- **Exercise requirements**: Rewrite the items from the start of the records through the line containing "Text: 992: 992 [276, 864, 299, 878]", inclusive, replacing every "I&D_N" with "R&D_N" and leaving everything else unchanged.

--

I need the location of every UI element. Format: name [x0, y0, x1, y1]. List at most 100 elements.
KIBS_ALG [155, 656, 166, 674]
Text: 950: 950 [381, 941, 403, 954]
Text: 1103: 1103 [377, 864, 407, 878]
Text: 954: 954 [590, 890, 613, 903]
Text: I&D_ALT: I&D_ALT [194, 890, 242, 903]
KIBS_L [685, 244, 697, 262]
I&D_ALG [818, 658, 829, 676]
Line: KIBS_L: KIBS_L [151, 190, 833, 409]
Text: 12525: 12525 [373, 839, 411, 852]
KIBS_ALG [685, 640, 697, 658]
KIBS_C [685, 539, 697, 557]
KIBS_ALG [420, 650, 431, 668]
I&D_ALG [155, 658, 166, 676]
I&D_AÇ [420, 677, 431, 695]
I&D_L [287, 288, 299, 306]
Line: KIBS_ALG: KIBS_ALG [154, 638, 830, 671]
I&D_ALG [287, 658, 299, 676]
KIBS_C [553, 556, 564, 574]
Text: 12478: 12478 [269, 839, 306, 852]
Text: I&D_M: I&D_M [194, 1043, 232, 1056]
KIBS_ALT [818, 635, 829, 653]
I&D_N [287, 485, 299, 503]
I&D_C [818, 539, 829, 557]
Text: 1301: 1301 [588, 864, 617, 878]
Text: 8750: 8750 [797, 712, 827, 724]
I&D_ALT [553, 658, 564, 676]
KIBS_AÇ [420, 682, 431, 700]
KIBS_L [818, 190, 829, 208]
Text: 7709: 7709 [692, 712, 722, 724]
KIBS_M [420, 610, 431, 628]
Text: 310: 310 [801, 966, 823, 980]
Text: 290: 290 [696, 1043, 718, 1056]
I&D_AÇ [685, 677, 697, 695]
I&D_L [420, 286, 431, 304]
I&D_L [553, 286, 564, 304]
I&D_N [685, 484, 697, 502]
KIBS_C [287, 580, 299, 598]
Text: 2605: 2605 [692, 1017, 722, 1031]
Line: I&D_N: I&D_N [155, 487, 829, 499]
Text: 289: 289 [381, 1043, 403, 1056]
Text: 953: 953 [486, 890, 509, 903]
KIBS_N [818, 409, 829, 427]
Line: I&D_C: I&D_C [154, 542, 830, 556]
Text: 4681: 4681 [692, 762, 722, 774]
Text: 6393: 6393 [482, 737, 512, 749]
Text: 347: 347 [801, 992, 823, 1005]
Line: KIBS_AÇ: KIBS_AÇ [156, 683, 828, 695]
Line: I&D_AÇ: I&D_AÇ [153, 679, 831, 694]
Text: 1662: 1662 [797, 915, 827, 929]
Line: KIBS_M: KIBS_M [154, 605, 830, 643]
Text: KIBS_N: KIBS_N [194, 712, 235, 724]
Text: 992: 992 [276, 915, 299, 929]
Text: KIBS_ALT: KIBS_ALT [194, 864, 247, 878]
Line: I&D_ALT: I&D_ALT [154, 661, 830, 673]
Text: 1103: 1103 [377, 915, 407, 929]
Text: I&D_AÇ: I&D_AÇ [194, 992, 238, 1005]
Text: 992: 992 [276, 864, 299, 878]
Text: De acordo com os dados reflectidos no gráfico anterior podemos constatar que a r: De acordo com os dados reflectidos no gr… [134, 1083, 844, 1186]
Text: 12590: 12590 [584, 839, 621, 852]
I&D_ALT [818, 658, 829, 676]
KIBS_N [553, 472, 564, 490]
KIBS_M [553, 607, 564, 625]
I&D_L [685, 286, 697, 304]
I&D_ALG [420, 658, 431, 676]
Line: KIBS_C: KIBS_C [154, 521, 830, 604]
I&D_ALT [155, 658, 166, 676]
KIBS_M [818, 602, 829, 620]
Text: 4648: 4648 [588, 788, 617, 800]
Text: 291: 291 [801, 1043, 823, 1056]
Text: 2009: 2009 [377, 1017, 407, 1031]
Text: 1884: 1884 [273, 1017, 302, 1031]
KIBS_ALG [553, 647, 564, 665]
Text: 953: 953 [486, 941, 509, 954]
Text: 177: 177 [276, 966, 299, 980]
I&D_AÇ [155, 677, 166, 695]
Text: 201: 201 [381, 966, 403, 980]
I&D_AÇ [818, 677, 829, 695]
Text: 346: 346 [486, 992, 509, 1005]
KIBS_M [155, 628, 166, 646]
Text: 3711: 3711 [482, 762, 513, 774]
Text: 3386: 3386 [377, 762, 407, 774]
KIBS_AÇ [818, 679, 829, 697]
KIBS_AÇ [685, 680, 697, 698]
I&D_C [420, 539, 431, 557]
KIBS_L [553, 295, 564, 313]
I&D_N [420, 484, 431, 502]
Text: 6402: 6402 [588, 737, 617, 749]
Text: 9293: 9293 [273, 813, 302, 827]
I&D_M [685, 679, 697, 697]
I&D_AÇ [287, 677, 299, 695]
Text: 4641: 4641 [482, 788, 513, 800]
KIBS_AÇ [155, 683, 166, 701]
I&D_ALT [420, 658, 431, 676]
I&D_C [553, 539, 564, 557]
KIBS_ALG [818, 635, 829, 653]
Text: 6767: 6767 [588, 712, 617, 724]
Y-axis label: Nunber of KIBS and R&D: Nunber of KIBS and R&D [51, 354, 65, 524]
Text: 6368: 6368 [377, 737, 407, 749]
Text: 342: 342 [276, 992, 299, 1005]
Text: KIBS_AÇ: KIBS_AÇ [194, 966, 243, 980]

--

- **Response to this exercise**:
I need the location of every UI element. Format: name [x0, y0, x1, y1]. List at most 100 elements.
KIBS_ALG [155, 656, 166, 674]
Text: 950: 950 [381, 941, 403, 954]
Text: 1103: 1103 [377, 864, 407, 878]
Text: 954: 954 [590, 890, 613, 903]
Text: I&D_ALT: I&D_ALT [194, 890, 242, 903]
KIBS_L [685, 244, 697, 262]
I&D_ALG [818, 658, 829, 676]
Line: KIBS_L: KIBS_L [151, 190, 833, 409]
Text: 12525: 12525 [373, 839, 411, 852]
KIBS_ALG [685, 640, 697, 658]
KIBS_C [685, 539, 697, 557]
KIBS_ALG [420, 650, 431, 668]
I&D_ALG [155, 658, 166, 676]
I&D_AÇ [420, 677, 431, 695]
I&D_L [287, 288, 299, 306]
Line: KIBS_ALG: KIBS_ALG [154, 638, 830, 671]
I&D_ALG [287, 658, 299, 676]
KIBS_C [553, 556, 564, 574]
Text: 12478: 12478 [269, 839, 306, 852]
Text: I&D_M: I&D_M [194, 1043, 232, 1056]
KIBS_ALT [818, 635, 829, 653]
R&D_N [287, 485, 299, 503]
I&D_C [818, 539, 829, 557]
Text: 1301: 1301 [588, 864, 617, 878]
Text: 8750: 8750 [797, 712, 827, 724]
I&D_ALT [553, 658, 564, 676]
KIBS_AÇ [420, 682, 431, 700]
KIBS_L [818, 190, 829, 208]
Text: 7709: 7709 [692, 712, 722, 724]
KIBS_M [420, 610, 431, 628]
Text: 310: 310 [801, 966, 823, 980]
Text: 290: 290 [696, 1043, 718, 1056]
I&D_AÇ [685, 677, 697, 695]
I&D_L [420, 286, 431, 304]
I&D_L [553, 286, 564, 304]
R&D_N [685, 484, 697, 502]
KIBS_C [287, 580, 299, 598]
Text: 2605: 2605 [692, 1017, 722, 1031]
Line: R&D_N: R&D_N [155, 487, 829, 499]
Text: 289: 289 [381, 1043, 403, 1056]
Text: 953: 953 [486, 890, 509, 903]
KIBS_N [818, 409, 829, 427]
Line: I&D_C: I&D_C [154, 542, 830, 556]
Text: 4681: 4681 [692, 762, 722, 774]
Text: 6393: 6393 [482, 737, 512, 749]
Text: 347: 347 [801, 992, 823, 1005]
Line: KIBS_AÇ: KIBS_AÇ [156, 683, 828, 695]
Line: I&D_AÇ: I&D_AÇ [153, 679, 831, 694]
Text: 1662: 1662 [797, 915, 827, 929]
Line: KIBS_M: KIBS_M [154, 605, 830, 643]
Text: KIBS_N: KIBS_N [194, 712, 235, 724]
Text: 992: 992 [276, 915, 299, 929]
Text: KIBS_ALT: KIBS_ALT [194, 864, 247, 878]
Line: I&D_ALT: I&D_ALT [154, 661, 830, 673]
Text: 1103: 1103 [377, 915, 407, 929]
Text: I&D_AÇ: I&D_AÇ [194, 992, 238, 1005]
Text: 992: 992 [276, 864, 299, 878]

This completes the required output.